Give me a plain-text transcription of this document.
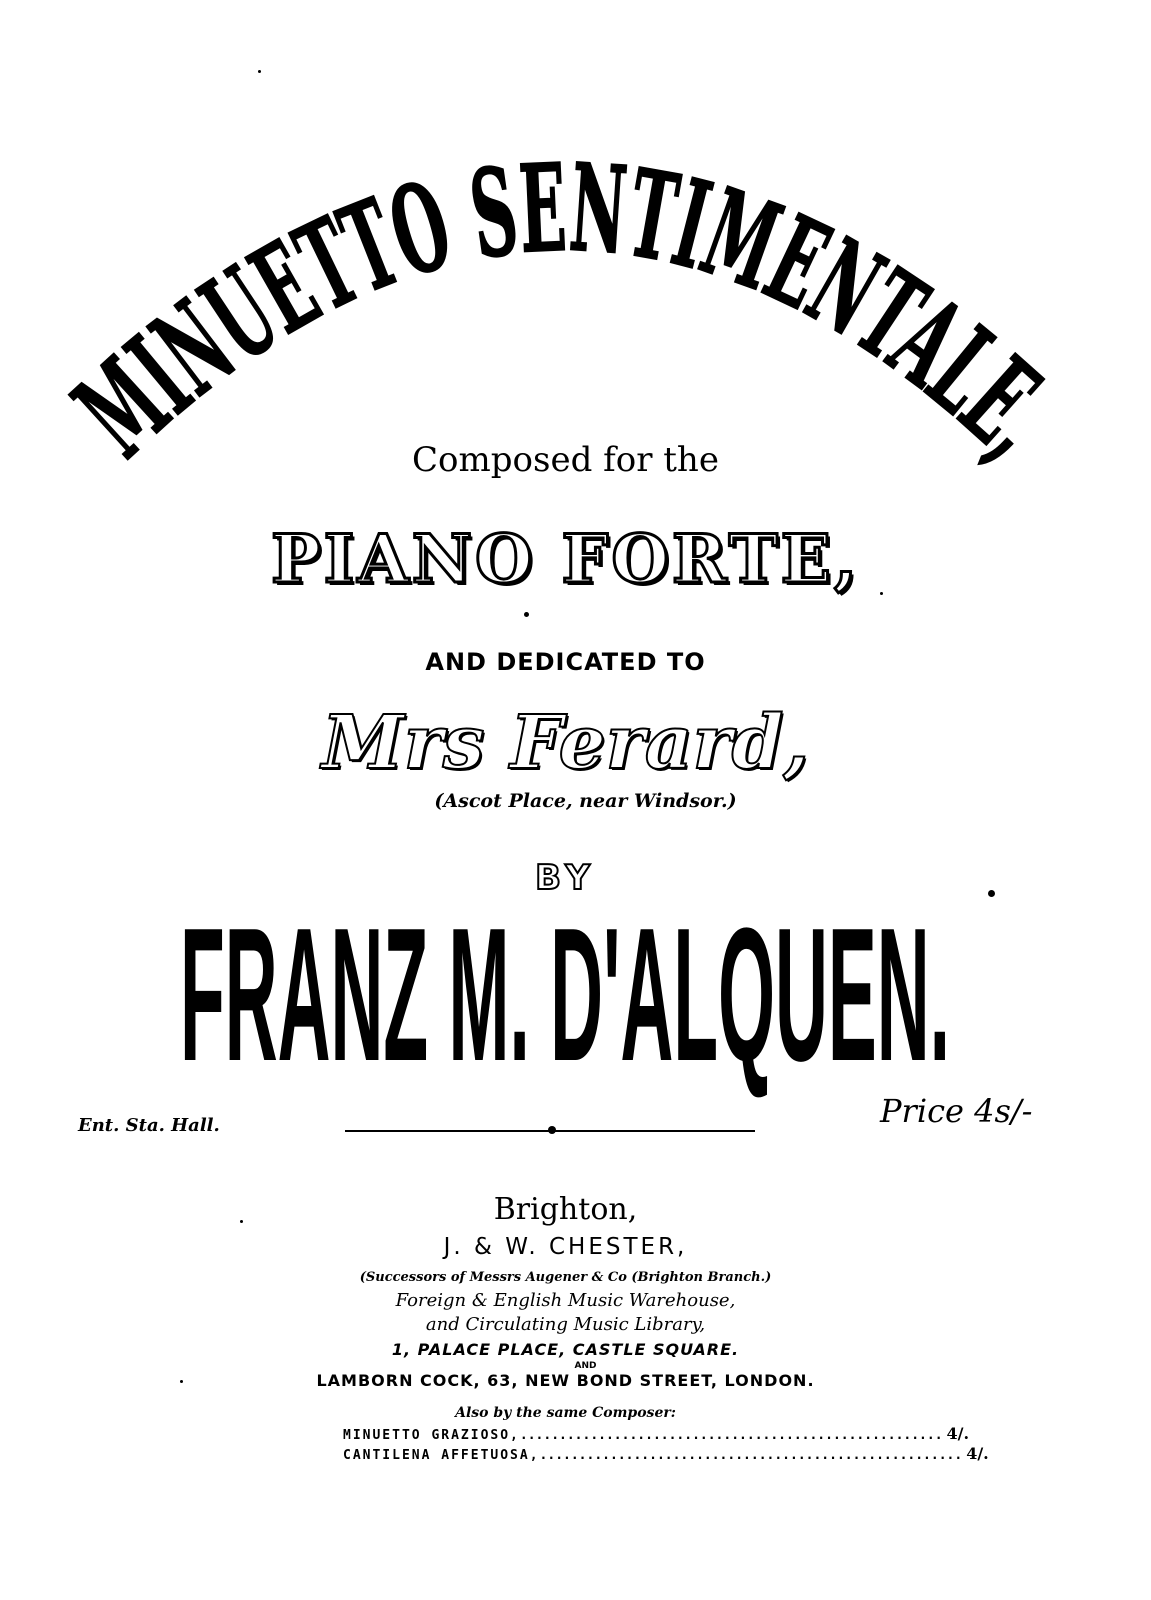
MINUETTO SENTIMENTALE,
Composed for the
PIANO FORTE,
AND DEDICATED TO
Mrs Ferard,
(Ascot Place, near Windsor.)
BY
FRANZ M. D'ALQUEN.
Ent. Sta. Hall.	Price 4s/-
Brighton,
J. & W. CHESTER,
(Successors of Messrs Augener & Co (Brighton Branch.)
Foreign & English Music Warehouse,
and Circulating Music Library,
1, PALACE PLACE, CASTLE SQUARE.
AND
LAMBORN COCK, 63, NEW BOND STREET, LONDON.
Also by the same Composer:
MINUETTO GRAZIOSO, ...................................................... 4/.
CANTILENA AFFETUOSA, ...................................................... 4/.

+-------+

__Stated goal__
Lines of the material that contain the word "Brighton" are to be gathered.

__Response for this exercise__
Brighton,
(Successors of Messrs Augener & Co (Brighton Branch.)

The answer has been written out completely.